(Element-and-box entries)
========================================================================

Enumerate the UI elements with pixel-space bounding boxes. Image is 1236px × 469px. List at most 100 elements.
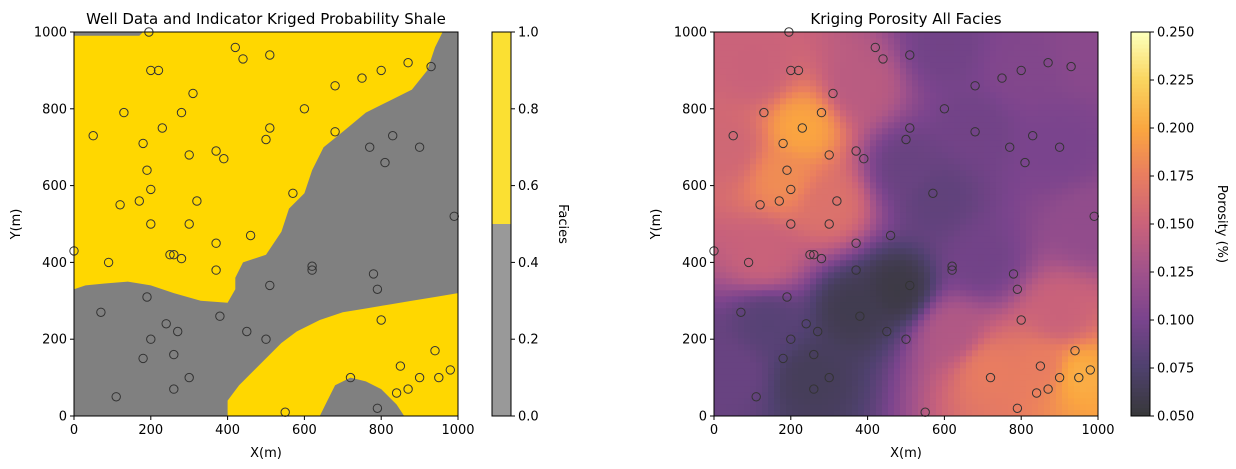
porosity-cell <box>966 338 973 345</box>
porosity-cell <box>930 350 937 357</box>
porosity-cell <box>876 110 883 117</box>
porosity-cell <box>810 158 817 165</box>
porosity-cell <box>912 194 919 201</box>
porosity-cell <box>864 296 871 303</box>
porosity-cell <box>954 128 961 135</box>
porosity-cell <box>894 230 901 237</box>
porosity-cell <box>1026 68 1033 75</box>
colorbar-gradient-step <box>1131 380 1150 385</box>
porosity-cell <box>972 80 979 87</box>
porosity-cell <box>774 68 781 75</box>
porosity-cell <box>936 290 943 297</box>
porosity-cell <box>1080 290 1087 297</box>
porosity-cell <box>966 38 973 45</box>
porosity-cell <box>960 38 967 45</box>
porosity-cell <box>924 272 931 279</box>
porosity-cell <box>972 302 979 309</box>
porosity-cell <box>978 356 985 363</box>
porosity-cell <box>870 314 877 321</box>
porosity-cell <box>996 116 1003 123</box>
porosity-cell <box>924 284 931 291</box>
porosity-cell <box>894 302 901 309</box>
porosity-cell <box>852 386 859 393</box>
porosity-cell <box>780 404 787 411</box>
porosity-cell <box>768 368 775 375</box>
porosity-cell <box>768 272 775 279</box>
well-marker <box>828 88 838 99</box>
porosity-cell <box>912 308 919 315</box>
porosity-cell <box>1062 404 1069 411</box>
porosity-cell <box>972 362 979 369</box>
porosity-cell <box>906 374 913 381</box>
porosity-cell <box>1032 326 1039 333</box>
porosity-cell <box>774 86 781 93</box>
porosity-cell <box>912 254 919 261</box>
porosity-cell <box>726 344 733 351</box>
porosity-cell <box>954 140 961 147</box>
porosity-cell <box>1020 92 1027 99</box>
porosity-cell <box>828 224 835 231</box>
porosity-cell <box>1044 116 1051 123</box>
porosity-cell <box>720 242 727 249</box>
porosity-cell <box>1026 302 1033 309</box>
porosity-cell <box>792 38 799 45</box>
porosity-cell <box>762 344 769 351</box>
porosity-cell <box>822 308 829 315</box>
porosity-cell <box>1014 386 1021 393</box>
porosity-cell <box>894 32 901 39</box>
porosity-cell <box>1086 266 1093 273</box>
porosity-cell <box>1092 140 1099 147</box>
porosity-cell <box>714 290 721 297</box>
porosity-cell <box>792 248 799 255</box>
porosity-cell <box>1014 92 1021 99</box>
porosity-cell <box>1074 146 1081 153</box>
porosity-cell <box>1062 392 1069 399</box>
porosity-cell <box>732 398 739 405</box>
porosity-cell <box>780 176 787 183</box>
porosity-cell <box>948 236 955 243</box>
porosity-cell <box>858 170 865 177</box>
porosity-cell <box>864 392 871 399</box>
porosity-cell <box>948 290 955 297</box>
porosity-cell <box>768 128 775 135</box>
porosity-cell <box>834 140 841 147</box>
porosity-cell <box>966 56 973 63</box>
porosity-cell <box>768 260 775 267</box>
porosity-cell <box>1068 314 1075 321</box>
porosity-cell <box>720 260 727 267</box>
facies-panel: Well Data and Indicator Kriged Probabili… <box>9 10 570 461</box>
well-marker <box>728 131 738 141</box>
porosity-cell <box>726 56 733 63</box>
porosity-cell <box>906 50 913 57</box>
porosity-cell <box>942 218 949 225</box>
porosity-cell <box>978 224 985 231</box>
porosity-cell <box>972 128 979 135</box>
colorbar-gradient-step <box>1131 156 1150 161</box>
porosity-cell <box>930 278 937 285</box>
porosity-cell <box>816 350 823 357</box>
porosity-cell <box>876 200 883 207</box>
porosity-cell <box>900 38 907 45</box>
porosity-cell <box>1056 230 1063 237</box>
well-marker <box>870 42 880 53</box>
porosity-cell <box>780 194 787 201</box>
porosity-cell <box>810 368 817 375</box>
porosity-cell <box>1074 134 1081 141</box>
porosity-cell <box>846 338 853 345</box>
colorbar-gradient-step <box>1131 320 1150 325</box>
porosity-cell <box>900 242 907 249</box>
porosity-cell <box>720 386 727 393</box>
porosity-cell <box>984 320 991 327</box>
porosity-cell <box>906 122 913 129</box>
porosity-cell <box>732 44 739 51</box>
porosity-cell <box>1074 170 1081 177</box>
porosity-cell <box>804 272 811 279</box>
porosity-cell <box>732 170 739 177</box>
well-marker <box>970 127 980 137</box>
porosity-cell <box>984 254 991 261</box>
porosity-cell <box>762 236 769 243</box>
porosity-cell <box>954 122 961 129</box>
porosity-cell <box>1050 392 1057 399</box>
porosity-cell <box>834 302 841 309</box>
porosity-cell <box>750 248 757 255</box>
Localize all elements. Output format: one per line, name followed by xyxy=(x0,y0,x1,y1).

========================================================================

- **What you have to do**: Format the entries starting with the line containing "porosity-cell <box>966 338 973 345</box>" and continuing through the line containing "porosity-cell <box>924 272 931 279</box>" as a JSON list of strings, one string per line, omitting blank lines.

- **Finished task**:
[
  "porosity-cell <box>966 338 973 345</box>",
  "porosity-cell <box>930 350 937 357</box>",
  "porosity-cell <box>876 110 883 117</box>",
  "porosity-cell <box>810 158 817 165</box>",
  "porosity-cell <box>912 194 919 201</box>",
  "porosity-cell <box>864 296 871 303</box>",
  "porosity-cell <box>954 128 961 135</box>",
  "porosity-cell <box>894 230 901 237</box>",
  "porosity-cell <box>1026 68 1033 75</box>",
  "colorbar-gradient-step <box>1131 380 1150 385</box>",
  "porosity-cell <box>972 80 979 87</box>",
  "porosity-cell <box>774 68 781 75</box>",
  "porosity-cell <box>936 290 943 297</box>",
  "porosity-cell <box>1080 290 1087 297</box>",
  "porosity-cell <box>966 38 973 45</box>",
  "porosity-cell <box>960 38 967 45</box>",
  "porosity-cell <box>924 272 931 279</box>"
]